Description of the task:
Leave out every picture, then transcribe the rest of the listing exactly.

[Extracted data entries]
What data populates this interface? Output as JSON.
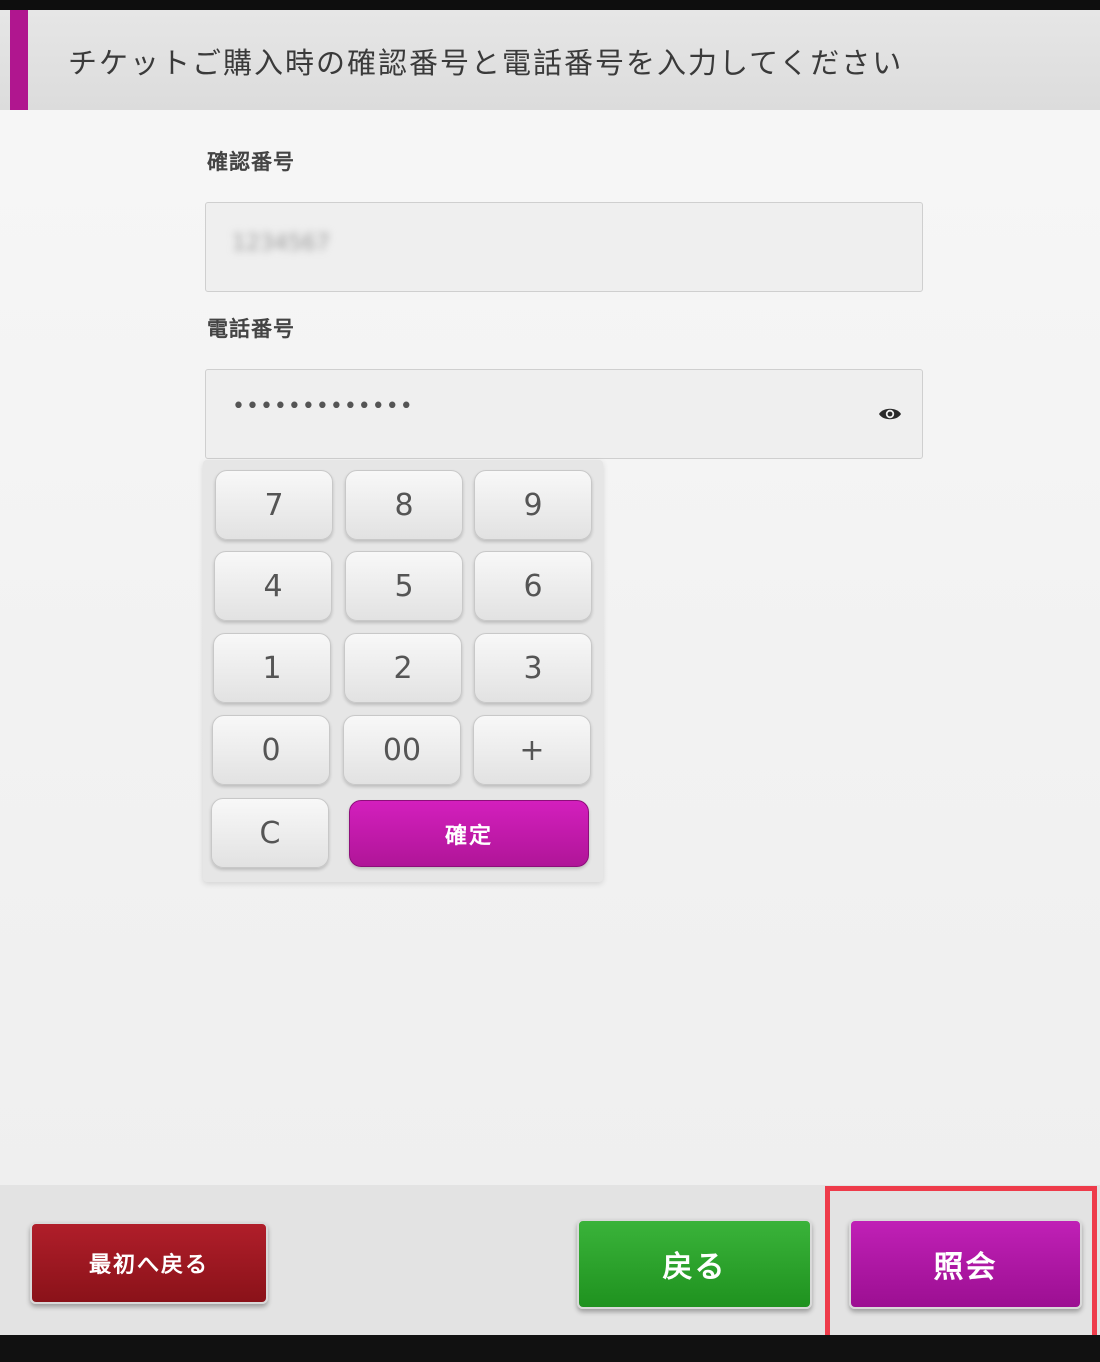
{
  "header": {
    "title": "チケットご購入時の確認番号と電話番号を入力してください"
  },
  "confirmation_field": {
    "label": "確認番号",
    "value": "1234567"
  },
  "phone_field": {
    "label": "電話番号",
    "value": "•••••••••••••",
    "toggle_icon": "eye-icon"
  },
  "keypad": {
    "keys": [
      "7",
      "8",
      "9",
      "4",
      "5",
      "6",
      "1",
      "2",
      "3",
      "0",
      "00",
      "+",
      "C"
    ],
    "confirm_label": "確定",
    "confirm_color": "#c01aa8"
  },
  "footer": {
    "start_label": "最初へ戻る",
    "back_label": "戻る",
    "inquiry_label": "照会"
  },
  "colors": {
    "accent": "#b0168f",
    "start_button": "#9c1822",
    "back_button": "#2aa42a",
    "inquiry_button": "#ad16a4",
    "highlight": "#ee3b4a"
  }
}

In response:
What data populates this interface? Output as JSON.
{
  "header": {
    "title": "チケットご購入時の確認番号と電話番号を入力してください"
  },
  "confirmation_field": {
    "label": "確認番号",
    "value": "1234567"
  },
  "phone_field": {
    "label": "電話番号",
    "value": "•••••••••••••",
    "toggle_icon": "eye-icon"
  },
  "keypad": {
    "keys": [
      "7",
      "8",
      "9",
      "4",
      "5",
      "6",
      "1",
      "2",
      "3",
      "0",
      "00",
      "+",
      "C"
    ],
    "confirm_label": "確定",
    "confirm_color": "#c01aa8"
  },
  "footer": {
    "start_label": "最初へ戻る",
    "back_label": "戻る",
    "inquiry_label": "照会"
  },
  "colors": {
    "accent": "#b0168f",
    "start_button": "#9c1822",
    "back_button": "#2aa42a",
    "inquiry_button": "#ad16a4",
    "highlight": "#ee3b4a"
  }
}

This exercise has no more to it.